(Mayo): This was to have been Ireland's best ever season for tourism. Bookings and inquiries were up. Indications from overseas trade fairs were never better. It now looks as if it may be the worst season for many years. While the tourism figures for 2000 are not yet available, provisional estimates show that 6.3 million overseas visitors came to Ireland during that year. Over 3.4 million of these came from Britain. This year, British tourists have to be told they are not wanted. To an industry that earns £4 billion per annum, and which is already reeling following the cancellation of St. Patrick's Day celebrations, the prospects are dire.
St. Patrick's Day was to have kick-started the tourist season. Instead of the season kicking in with a bang, we have had empty hotels and guesthouses, tour buses lying idle, deposits returned and airline flights cancelled. Apart from the cancellation of conferences thus far, approximately 500 conferences are now under threat. Rural tourism is particularly hit with virtually all outdoor pursuit centres closed. Angling areas in the west are devastated because of the total ban on angling. The tourism sector has been fully willing to co-operate with the national campaign to keep foot and mouth out. They participated wholeheartedly in the country's determination to stave off a national disaster. However, they now find that they are facing financial disaster. The blanket advice to people not to visit Ireland is misunderstood in certain markets, giving the impression that Ireland has a virulent public health problem and is closed to visitors.

• [Written request A] Copy the passage on Irish tourism between "(Mayo): This was" and "prospects are dire.", inclusive, renaming "Britain" as "the United Kingdom".
• [Written request B]
Answer these questions using the passage on Irish tourism.
(i) According to provisional estimates, how many overseas visitors came to Ireland in 2000?
(ii) Approximately how many conferences are now under threat?
(iii) Why are angling areas in the west devastated?

Saved entries
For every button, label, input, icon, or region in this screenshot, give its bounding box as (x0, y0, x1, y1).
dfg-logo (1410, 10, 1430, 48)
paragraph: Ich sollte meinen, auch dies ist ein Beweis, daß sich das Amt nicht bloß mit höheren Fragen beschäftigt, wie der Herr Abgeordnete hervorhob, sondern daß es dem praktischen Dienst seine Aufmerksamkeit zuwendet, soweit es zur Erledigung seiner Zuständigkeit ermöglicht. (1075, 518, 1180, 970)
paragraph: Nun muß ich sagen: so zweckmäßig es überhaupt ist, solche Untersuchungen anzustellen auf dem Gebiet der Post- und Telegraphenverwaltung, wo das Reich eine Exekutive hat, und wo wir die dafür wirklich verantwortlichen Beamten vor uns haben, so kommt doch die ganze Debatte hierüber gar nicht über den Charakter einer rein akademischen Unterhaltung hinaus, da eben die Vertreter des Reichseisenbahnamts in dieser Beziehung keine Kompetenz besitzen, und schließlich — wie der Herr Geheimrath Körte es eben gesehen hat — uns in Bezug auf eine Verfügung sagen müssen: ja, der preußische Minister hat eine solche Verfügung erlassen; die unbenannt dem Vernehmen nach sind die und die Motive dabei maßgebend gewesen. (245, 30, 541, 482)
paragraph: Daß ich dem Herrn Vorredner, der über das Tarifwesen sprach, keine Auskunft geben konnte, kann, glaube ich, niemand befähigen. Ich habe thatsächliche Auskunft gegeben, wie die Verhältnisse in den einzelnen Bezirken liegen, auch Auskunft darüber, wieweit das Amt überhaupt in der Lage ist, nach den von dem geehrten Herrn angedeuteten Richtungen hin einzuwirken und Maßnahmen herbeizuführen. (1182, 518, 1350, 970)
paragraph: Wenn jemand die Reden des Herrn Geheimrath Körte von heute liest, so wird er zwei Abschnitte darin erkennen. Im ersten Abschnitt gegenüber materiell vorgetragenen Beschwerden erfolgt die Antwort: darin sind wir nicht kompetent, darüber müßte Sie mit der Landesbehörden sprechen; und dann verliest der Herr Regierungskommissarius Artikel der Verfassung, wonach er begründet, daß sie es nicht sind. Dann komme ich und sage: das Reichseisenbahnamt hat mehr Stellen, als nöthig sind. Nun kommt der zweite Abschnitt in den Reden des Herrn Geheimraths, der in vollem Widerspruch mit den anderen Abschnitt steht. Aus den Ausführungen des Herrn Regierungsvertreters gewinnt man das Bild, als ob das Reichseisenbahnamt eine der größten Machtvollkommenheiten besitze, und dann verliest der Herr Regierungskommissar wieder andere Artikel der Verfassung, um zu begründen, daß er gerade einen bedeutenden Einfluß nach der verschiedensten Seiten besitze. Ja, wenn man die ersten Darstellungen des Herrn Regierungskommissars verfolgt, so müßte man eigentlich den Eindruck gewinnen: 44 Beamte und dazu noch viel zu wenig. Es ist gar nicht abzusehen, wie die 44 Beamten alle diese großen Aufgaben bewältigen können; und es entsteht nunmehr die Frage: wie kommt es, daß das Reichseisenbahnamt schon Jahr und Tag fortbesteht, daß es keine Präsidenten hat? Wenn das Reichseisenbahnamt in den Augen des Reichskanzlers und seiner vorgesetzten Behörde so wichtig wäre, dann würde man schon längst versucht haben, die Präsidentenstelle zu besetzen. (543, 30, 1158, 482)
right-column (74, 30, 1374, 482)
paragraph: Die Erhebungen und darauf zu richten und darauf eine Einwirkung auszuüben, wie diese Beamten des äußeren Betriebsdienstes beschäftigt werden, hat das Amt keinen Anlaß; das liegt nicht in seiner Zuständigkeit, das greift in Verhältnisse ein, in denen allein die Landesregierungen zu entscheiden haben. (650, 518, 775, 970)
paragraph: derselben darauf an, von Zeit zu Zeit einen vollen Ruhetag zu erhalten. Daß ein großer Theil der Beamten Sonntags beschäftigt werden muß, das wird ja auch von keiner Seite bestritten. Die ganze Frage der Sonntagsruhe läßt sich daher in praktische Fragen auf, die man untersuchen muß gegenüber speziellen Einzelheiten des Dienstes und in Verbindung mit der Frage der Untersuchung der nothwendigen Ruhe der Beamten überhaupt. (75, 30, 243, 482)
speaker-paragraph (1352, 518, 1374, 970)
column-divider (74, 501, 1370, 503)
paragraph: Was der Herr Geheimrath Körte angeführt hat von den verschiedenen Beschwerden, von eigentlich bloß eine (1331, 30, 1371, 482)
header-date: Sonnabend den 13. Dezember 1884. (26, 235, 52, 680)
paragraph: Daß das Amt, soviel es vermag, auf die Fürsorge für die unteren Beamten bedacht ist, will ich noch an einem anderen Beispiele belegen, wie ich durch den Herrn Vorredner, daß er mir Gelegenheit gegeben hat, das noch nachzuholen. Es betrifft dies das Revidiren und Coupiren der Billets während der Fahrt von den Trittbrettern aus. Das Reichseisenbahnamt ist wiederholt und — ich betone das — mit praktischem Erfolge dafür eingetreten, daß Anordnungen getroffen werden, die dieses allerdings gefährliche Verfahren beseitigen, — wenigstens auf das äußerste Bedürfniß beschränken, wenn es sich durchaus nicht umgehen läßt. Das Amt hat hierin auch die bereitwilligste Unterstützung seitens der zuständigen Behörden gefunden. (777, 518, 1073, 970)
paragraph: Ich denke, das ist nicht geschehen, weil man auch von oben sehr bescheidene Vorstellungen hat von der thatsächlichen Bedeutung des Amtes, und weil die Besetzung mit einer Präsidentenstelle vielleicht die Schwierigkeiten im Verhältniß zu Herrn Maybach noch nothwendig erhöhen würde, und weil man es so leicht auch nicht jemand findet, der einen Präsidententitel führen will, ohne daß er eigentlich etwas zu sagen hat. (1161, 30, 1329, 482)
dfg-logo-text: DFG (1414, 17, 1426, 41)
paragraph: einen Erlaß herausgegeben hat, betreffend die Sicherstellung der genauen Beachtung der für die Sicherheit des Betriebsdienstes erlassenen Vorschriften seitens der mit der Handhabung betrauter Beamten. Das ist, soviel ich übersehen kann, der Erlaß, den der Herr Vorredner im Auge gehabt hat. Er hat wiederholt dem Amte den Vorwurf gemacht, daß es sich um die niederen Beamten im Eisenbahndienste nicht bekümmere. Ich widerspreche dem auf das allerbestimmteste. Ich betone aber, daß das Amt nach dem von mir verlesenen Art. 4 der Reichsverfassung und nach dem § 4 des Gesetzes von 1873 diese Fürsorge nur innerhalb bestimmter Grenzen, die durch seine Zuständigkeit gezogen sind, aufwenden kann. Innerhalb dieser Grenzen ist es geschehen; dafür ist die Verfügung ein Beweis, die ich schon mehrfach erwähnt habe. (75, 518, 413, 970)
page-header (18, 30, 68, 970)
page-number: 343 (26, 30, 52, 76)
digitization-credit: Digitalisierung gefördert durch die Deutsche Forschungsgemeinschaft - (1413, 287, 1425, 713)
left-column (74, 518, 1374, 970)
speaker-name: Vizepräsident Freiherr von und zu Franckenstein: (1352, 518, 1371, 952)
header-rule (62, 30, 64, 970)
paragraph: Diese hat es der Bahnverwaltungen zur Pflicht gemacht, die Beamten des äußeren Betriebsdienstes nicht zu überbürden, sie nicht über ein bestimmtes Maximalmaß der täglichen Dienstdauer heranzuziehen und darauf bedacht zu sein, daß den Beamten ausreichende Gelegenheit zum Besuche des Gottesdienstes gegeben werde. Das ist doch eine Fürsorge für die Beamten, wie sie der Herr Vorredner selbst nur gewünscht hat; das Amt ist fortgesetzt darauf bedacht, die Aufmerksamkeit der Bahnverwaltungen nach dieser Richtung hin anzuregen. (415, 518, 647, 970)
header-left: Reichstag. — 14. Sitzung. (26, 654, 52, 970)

• [Reply A]
(Mayo): This was to have been Ireland's best ever season for tourism. Bookings and inquiries were up. Indications from overseas trade fairs were never better. It now looks as if it may be the worst season for many years. While the tourism figures for 2000 are not yet available, provisional estimates show that 6.3 million overseas visitors came to Ireland during that year. Over 3.4 million of these came from the United Kingdom. This year, British tourists have to be told they are not wanted. To an industry that earns £4 billion per annum, and which is already reeling following the cancellation of St. Patrick's Day celebrations, the prospects are dire.

• [Reply B]
(i) 6.3 million
(ii) Approximately 500
(iii) Because of the total ban on angling